Stated goal: In the material below, find every line with "through" and pull it out.

%%

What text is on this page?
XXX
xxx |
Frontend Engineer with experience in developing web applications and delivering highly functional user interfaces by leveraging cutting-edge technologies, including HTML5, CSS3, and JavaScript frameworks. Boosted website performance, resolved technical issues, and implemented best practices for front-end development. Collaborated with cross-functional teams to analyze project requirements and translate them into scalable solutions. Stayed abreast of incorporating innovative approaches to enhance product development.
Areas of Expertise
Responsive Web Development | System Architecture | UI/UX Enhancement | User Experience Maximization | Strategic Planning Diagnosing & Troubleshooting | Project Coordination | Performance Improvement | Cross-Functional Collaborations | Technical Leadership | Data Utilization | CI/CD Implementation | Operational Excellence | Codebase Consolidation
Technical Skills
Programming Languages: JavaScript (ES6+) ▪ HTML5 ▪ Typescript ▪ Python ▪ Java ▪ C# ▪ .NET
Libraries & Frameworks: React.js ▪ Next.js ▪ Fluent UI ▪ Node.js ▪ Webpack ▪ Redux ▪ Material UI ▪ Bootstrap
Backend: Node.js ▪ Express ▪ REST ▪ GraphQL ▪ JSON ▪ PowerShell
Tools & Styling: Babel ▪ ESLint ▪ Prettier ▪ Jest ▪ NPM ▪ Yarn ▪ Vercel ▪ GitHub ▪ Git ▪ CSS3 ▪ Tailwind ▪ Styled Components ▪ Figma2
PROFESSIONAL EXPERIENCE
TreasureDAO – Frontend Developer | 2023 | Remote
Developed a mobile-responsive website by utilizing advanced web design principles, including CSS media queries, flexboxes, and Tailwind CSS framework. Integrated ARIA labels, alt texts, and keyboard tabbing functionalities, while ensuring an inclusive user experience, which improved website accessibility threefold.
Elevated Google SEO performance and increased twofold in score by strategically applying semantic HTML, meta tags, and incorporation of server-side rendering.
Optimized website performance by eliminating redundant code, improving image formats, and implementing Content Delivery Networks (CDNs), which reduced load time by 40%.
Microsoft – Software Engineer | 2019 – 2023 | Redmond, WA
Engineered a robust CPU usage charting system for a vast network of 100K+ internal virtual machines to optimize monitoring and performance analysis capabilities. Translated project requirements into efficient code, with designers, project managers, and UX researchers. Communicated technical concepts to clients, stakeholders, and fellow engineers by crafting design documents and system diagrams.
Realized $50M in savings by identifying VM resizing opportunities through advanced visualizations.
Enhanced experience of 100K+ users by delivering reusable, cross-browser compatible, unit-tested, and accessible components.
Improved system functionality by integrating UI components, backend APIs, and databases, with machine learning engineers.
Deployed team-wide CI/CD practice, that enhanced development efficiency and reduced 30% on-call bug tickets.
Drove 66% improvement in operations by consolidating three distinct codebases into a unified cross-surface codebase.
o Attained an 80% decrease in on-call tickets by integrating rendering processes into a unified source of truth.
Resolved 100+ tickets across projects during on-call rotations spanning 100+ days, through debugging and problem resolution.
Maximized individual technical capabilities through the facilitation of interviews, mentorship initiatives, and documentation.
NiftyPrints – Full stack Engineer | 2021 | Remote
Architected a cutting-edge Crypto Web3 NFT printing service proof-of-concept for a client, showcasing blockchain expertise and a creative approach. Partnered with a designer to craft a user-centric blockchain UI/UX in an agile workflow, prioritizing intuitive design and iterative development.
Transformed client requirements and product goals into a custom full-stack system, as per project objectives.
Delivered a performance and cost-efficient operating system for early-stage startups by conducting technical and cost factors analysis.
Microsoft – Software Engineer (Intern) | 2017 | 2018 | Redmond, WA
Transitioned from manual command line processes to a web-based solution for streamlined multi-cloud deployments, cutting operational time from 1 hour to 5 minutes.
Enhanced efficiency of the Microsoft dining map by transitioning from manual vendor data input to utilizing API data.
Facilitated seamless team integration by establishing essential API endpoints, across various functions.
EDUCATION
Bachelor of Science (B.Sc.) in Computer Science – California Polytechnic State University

%%

Task solution:
Realized $50M in savings by identifying VM resizing opportunities through advanced visualizations.
Resolved 100+ tickets across projects during on-call rotations spanning 100+ days, through debugging and problem resolution.
Maximized individual technical capabilities through the facilitation of interviews, mentorship initiatives, and documentation.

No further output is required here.